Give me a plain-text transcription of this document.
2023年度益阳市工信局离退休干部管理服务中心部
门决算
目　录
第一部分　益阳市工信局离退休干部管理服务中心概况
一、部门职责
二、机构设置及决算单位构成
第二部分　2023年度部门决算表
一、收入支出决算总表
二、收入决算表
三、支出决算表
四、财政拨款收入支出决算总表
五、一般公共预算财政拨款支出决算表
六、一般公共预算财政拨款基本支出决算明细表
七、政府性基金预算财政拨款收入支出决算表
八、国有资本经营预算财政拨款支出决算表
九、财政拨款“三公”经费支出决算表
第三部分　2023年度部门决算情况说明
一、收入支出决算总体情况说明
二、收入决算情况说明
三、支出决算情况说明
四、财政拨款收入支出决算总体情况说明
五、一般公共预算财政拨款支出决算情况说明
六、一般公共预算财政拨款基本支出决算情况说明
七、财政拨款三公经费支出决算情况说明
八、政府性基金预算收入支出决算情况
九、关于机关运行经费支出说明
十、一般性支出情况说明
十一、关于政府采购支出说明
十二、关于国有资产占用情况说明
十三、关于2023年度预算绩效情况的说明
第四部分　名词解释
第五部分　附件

### WORK INSTRUCTIONS
Return each line of the records above exactly as it reads.

### RESPONSE
Give me a plain-text transcription of this document.
2023年度益阳市工信局离退休干部管理服务中心部
门决算
目　录
第一部分　益阳市工信局离退休干部管理服务中心概况
一、部门职责
二、机构设置及决算单位构成
第二部分　2023年度部门决算表
一、收入支出决算总表
二、收入决算表
三、支出决算表
四、财政拨款收入支出决算总表
五、一般公共预算财政拨款支出决算表
六、一般公共预算财政拨款基本支出决算明细表
七、政府性基金预算财政拨款收入支出决算表
八、国有资本经营预算财政拨款支出决算表
九、财政拨款“三公”经费支出决算表
第三部分　2023年度部门决算情况说明
一、收入支出决算总体情况说明
二、收入决算情况说明
三、支出决算情况说明
四、财政拨款收入支出决算总体情况说明
五、一般公共预算财政拨款支出决算情况说明
六、一般公共预算财政拨款基本支出决算情况说明
七、财政拨款三公经费支出决算情况说明
八、政府性基金预算收入支出决算情况
九、关于机关运行经费支出说明
十、一般性支出情况说明
十一、关于政府采购支出说明
十二、关于国有资产占用情况说明
十三、关于2023年度预算绩效情况的说明
第四部分　名词解释
第五部分　附件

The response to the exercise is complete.